> _What you need to do_
List each line in the entries below that contains the string "item". Case counts.

start

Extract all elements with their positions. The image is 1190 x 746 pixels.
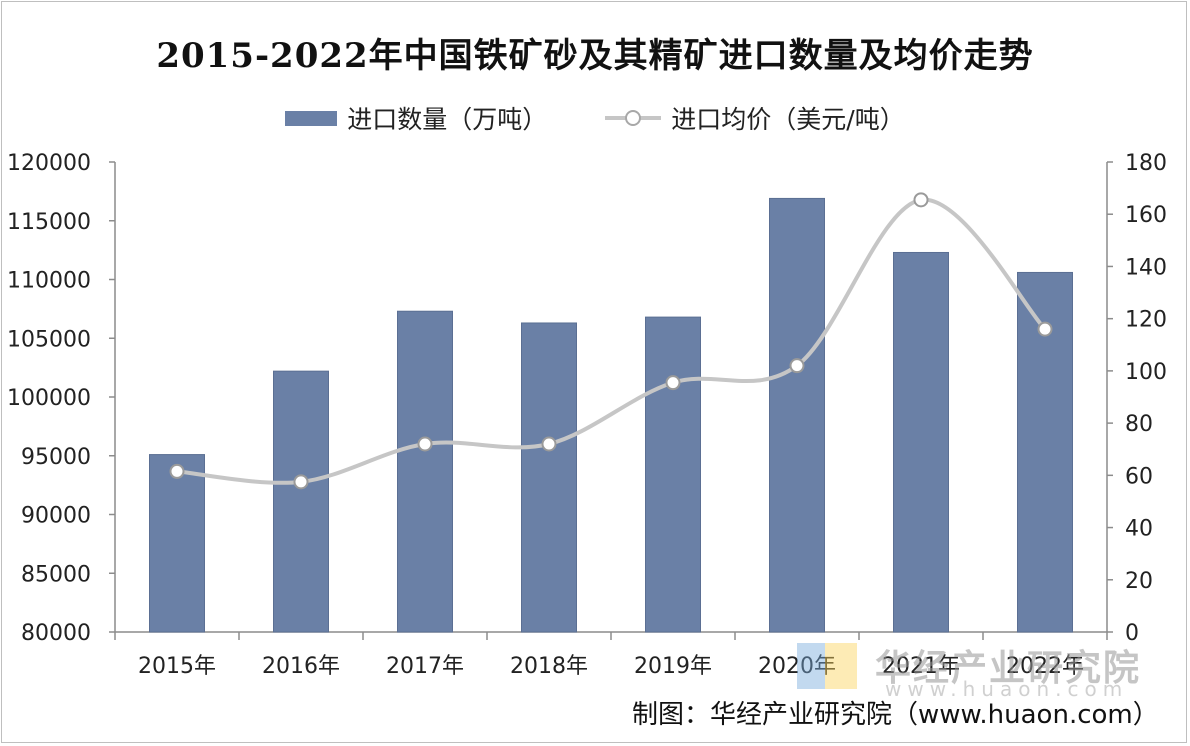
y-left-tick-label: 120000 xyxy=(7,151,91,176)
price-point xyxy=(541,436,557,452)
legend-label-price: 进口均价（美元/吨） xyxy=(671,105,905,134)
chart-title: 2015-2022年中国铁矿砂及其精矿进口数量及均价走势 xyxy=(156,36,1034,76)
y-right-tick-label: 20 xyxy=(1125,569,1153,594)
y-left-tick-label: 85000 xyxy=(21,562,91,587)
x-tick-label: 2020年 xyxy=(758,654,836,679)
y-right-tick-label: 160 xyxy=(1125,203,1167,228)
price-point xyxy=(665,375,681,391)
y-left-tick-label: 90000 xyxy=(21,504,91,529)
y-right-tick-label: 120 xyxy=(1125,308,1167,333)
source-note: 制图：华经产业研究院（www.huaon.com） xyxy=(632,700,1159,730)
y-right-tick-label: 180 xyxy=(1125,151,1167,176)
bar xyxy=(769,197,825,633)
legend-label-quantity: 进口数量（万吨） xyxy=(347,105,548,134)
y-left-tick-label: 105000 xyxy=(7,327,91,352)
chart-legend: 进口数量（万吨） 进口均价（美元/吨） xyxy=(0,100,1190,136)
y-right-tick-label: 0 xyxy=(1125,621,1139,646)
y-right-tick-label: 100 xyxy=(1125,360,1167,385)
bar xyxy=(893,251,949,633)
y-left-tick-label: 95000 xyxy=(21,445,91,470)
x-tick-label: 2019年 xyxy=(634,654,712,679)
price-point xyxy=(293,474,309,490)
bar xyxy=(149,454,205,633)
y-left-tick-label: 100000 xyxy=(7,386,91,411)
bar xyxy=(397,310,453,633)
price-point xyxy=(789,358,805,374)
bar xyxy=(521,322,577,633)
x-tick-label: 2018年 xyxy=(510,654,588,679)
y-left-tick-label: 110000 xyxy=(7,269,91,294)
price-point xyxy=(169,463,185,479)
price-point xyxy=(913,192,929,208)
y-right-tick-label: 60 xyxy=(1125,464,1153,489)
x-tick-label: 2016年 xyxy=(262,654,340,679)
y-right-tick-label: 40 xyxy=(1125,517,1153,542)
bar xyxy=(273,370,329,633)
x-tick-label: 2022年 xyxy=(1006,654,1084,679)
price-point xyxy=(1037,321,1053,337)
bar xyxy=(645,316,701,633)
legend-line-swatch xyxy=(605,108,662,128)
y-right-tick-label: 140 xyxy=(1125,255,1167,280)
price-point xyxy=(417,436,433,452)
y-left-tick-label: 80000 xyxy=(21,621,91,646)
x-tick-label: 2015年 xyxy=(138,654,216,679)
y-right-tick-label: 80 xyxy=(1125,412,1153,437)
y-left-tick-label: 115000 xyxy=(7,210,91,235)
legend-item-price: 进口均价（美元/吨） xyxy=(605,100,905,136)
legend-bar-swatch xyxy=(285,110,338,126)
legend-item-quantity: 进口数量（万吨） xyxy=(285,100,547,136)
x-tick-label: 2021年 xyxy=(882,654,960,679)
x-tick-label: 2017年 xyxy=(386,654,464,679)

end

> _Task result_
legend-item-price: 进口均价（美元/吨） xyxy=(605,100,905,136)
legend-item-quantity: 进口数量（万吨） xyxy=(285,100,547,136)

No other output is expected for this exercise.